** Required task **
Exactly repeat all the records below, omitting the images they hold.

:::::

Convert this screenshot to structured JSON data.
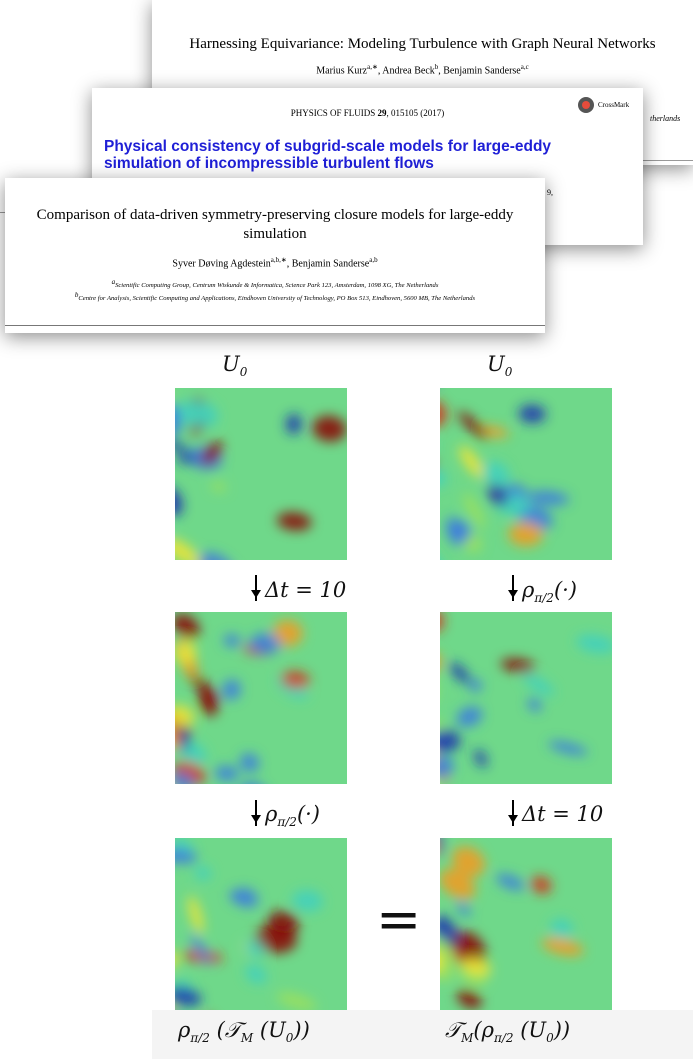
{
  "papers": [
    {
      "title": "Harnessing Equivariance: Modeling Turbulence with Graph Neural Networks",
      "authors": [
        {
          "name": "Marius Kurz",
          "sup": "a,∗"
        },
        {
          "name": "Andrea Beck",
          "sup": "b"
        },
        {
          "name": "Benjamin Sanderse",
          "sup": "a,c"
        }
      ],
      "fragment": "therlands"
    },
    {
      "journal": "PHYSICS OF FLUIDS",
      "volume": "29",
      "issue": ", 015105 (2017)",
      "badge": "CrossMark",
      "title": "Physical consistency of subgrid-scale models for large-eddy simulation of incompressible turbulent flows",
      "fragment": "9,"
    },
    {
      "title": "Comparison of data-driven symmetry-preserving closure models for large-eddy simulation",
      "authors": [
        {
          "name": "Syver Døving Agdestein",
          "sup": "a,b,∗"
        },
        {
          "name": "Benjamin Sanderse",
          "sup": "a,b"
        }
      ],
      "affiliations": [
        {
          "mark": "a",
          "text": "Scientific Computing Group, Centrum Wiskunde & Informatica, Science Park 123, Amsterdam, 1098 XG, The Netherlands"
        },
        {
          "mark": "b",
          "text": "Centre for Analysis, Scientific Computing and Applications, Eindhoven University of Technology, PO Box 513, Eindhoven, 5600 MB, The Netherlands"
        }
      ]
    }
  ],
  "diagram": {
    "labels": [
      [
        {
          "text": "U"
        },
        {
          "text": "0",
          "sub": true
        }
      ],
      [
        {
          "text": "U"
        },
        {
          "text": "0",
          "sub": true
        }
      ],
      [
        {
          "text": "Δt = 10"
        }
      ],
      [
        {
          "text": "ρ"
        },
        {
          "text": "π/2",
          "sub": true
        },
        {
          "text": "(·)"
        }
      ],
      [
        {
          "text": "ρ"
        },
        {
          "text": "π/2",
          "sub": true
        },
        {
          "text": "(·)"
        }
      ],
      [
        {
          "text": "Δt = 10"
        }
      ],
      [
        {
          "text": "ρ"
        },
        {
          "text": "π/2",
          "sub": true
        },
        {
          "text": " (𝒯"
        },
        {
          "text": "M",
          "sub": true
        },
        {
          "text": " (U"
        },
        {
          "text": "0",
          "sub": true
        },
        {
          "text": "))"
        }
      ],
      [
        {
          "text": "𝒯"
        },
        {
          "text": "M",
          "sub": true
        },
        {
          "text": "(ρ"
        },
        {
          "text": "π/2",
          "sub": true
        },
        {
          "text": " (U"
        },
        {
          "text": "0",
          "sub": true
        },
        {
          "text": "))"
        }
      ]
    ],
    "equals": "="
  }
}
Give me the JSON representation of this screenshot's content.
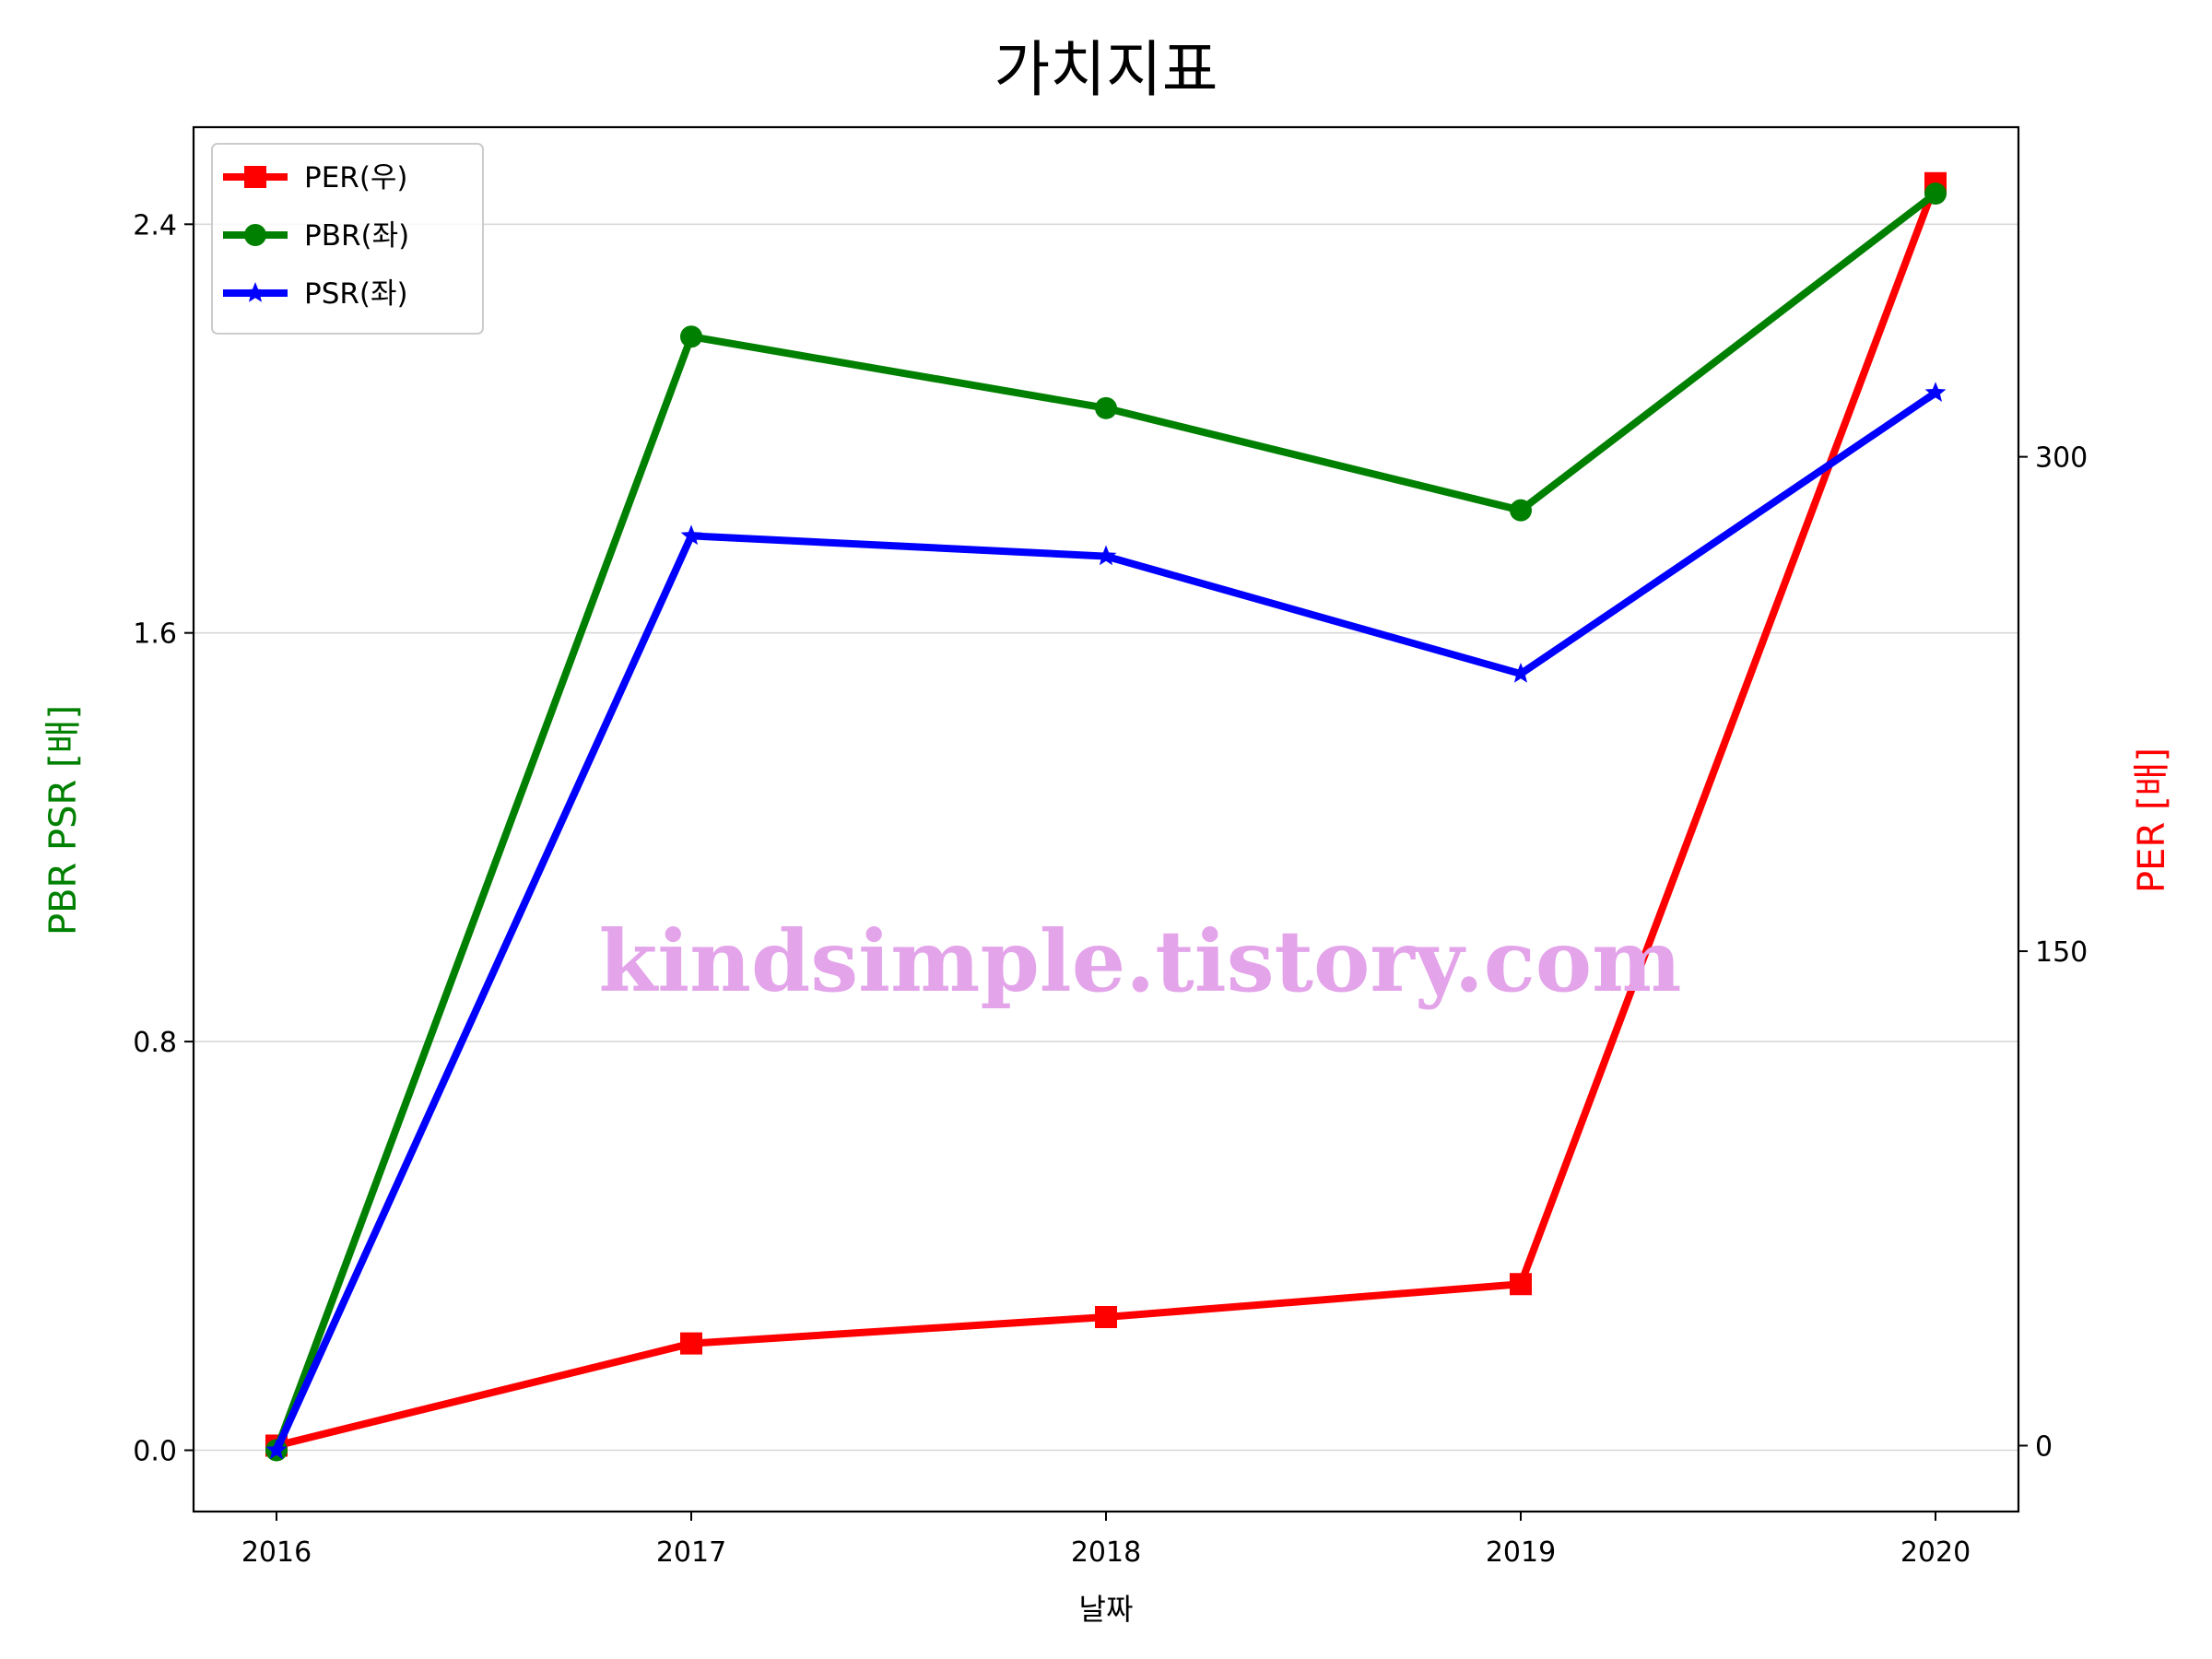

:::::

** Output for this task **
Convert this screenshot to structured JSON data.
{
  "papers": [
    {
      "title": "Harnessing Equivariance: Modeling Turbulence with Graph Neural Networks",
      "authors": [
        {
          "name": "Marius Kurz",
          "sup": "a,∗"
        },
        {
          "name": "Andrea Beck",
          "sup": "b"
        },
        {
          "name": "Benjamin Sanderse",
          "sup": "a,c"
        }
      ],
      "fragment": "therlands"
    },
    {
      "journal": "PHYSICS OF FLUIDS",
      "volume": "29",
      "issue": ", 015105 (2017)",
      "badge": "CrossMark",
      "title": "Physical consistency of subgrid-scale models for large-eddy simulation of incompressible turbulent flows",
      "fragment": "9,"
    },
    {
      "title": "Comparison of data-driven symmetry-preserving closure models for large-eddy simulation",
      "authors": [
        {
          "name": "Syver Døving Agdestein",
          "sup": "a,b,∗"
        },
        {
          "name": "Benjamin Sanderse",
          "sup": "a,b"
        }
      ],
      "affiliations": [
        {
          "mark": "a",
          "text": "Scientific Computing Group, Centrum Wiskunde & Informatica, Science Park 123, Amsterdam, 1098 XG, The Netherlands"
        },
        {
          "mark": "b",
          "text": "Centre for Analysis, Scientific Computing and Applications, Eindhoven University of Technology, PO Box 513, Eindhoven, 5600 MB, The Netherlands"
        }
      ]
    }
  ],
  "diagram": {
    "labels": [
      [
        {
          "text": "U"
        },
        {
          "text": "0",
          "sub": true
        }
      ],
      [
        {
          "text": "U"
        },
        {
          "text": "0",
          "sub": true
        }
      ],
      [
        {
          "text": "Δt = 10"
        }
      ],
      [
        {
          "text": "ρ"
        },
        {
          "text": "π/2",
          "sub": true
        },
        {
          "text": "(·)"
        }
      ],
      [
        {
          "text": "ρ"
        },
        {
          "text": "π/2",
          "sub": true
        },
        {
          "text": "(·)"
        }
      ],
      [
        {
          "text": "Δt = 10"
        }
      ],
      [
        {
          "text": "ρ"
        },
        {
          "text": "π/2",
          "sub": true
        },
        {
          "text": " (𝒯"
        },
        {
          "text": "M",
          "sub": true
        },
        {
          "text": " (U"
        },
        {
          "text": "0",
          "sub": true
        },
        {
          "text": "))"
        }
      ],
      [
        {
          "text": "𝒯"
        },
        {
          "text": "M",
          "sub": true
        },
        {
          "text": "(ρ"
        },
        {
          "text": "π/2",
          "sub": true
        },
        {
          "text": " (U"
        },
        {
          "text": "0",
          "sub": true
        },
        {
          "text": "))"
        }
      ]
    ],
    "equals": "="
  }
}
Give me the JSON representation of this screenshot's content.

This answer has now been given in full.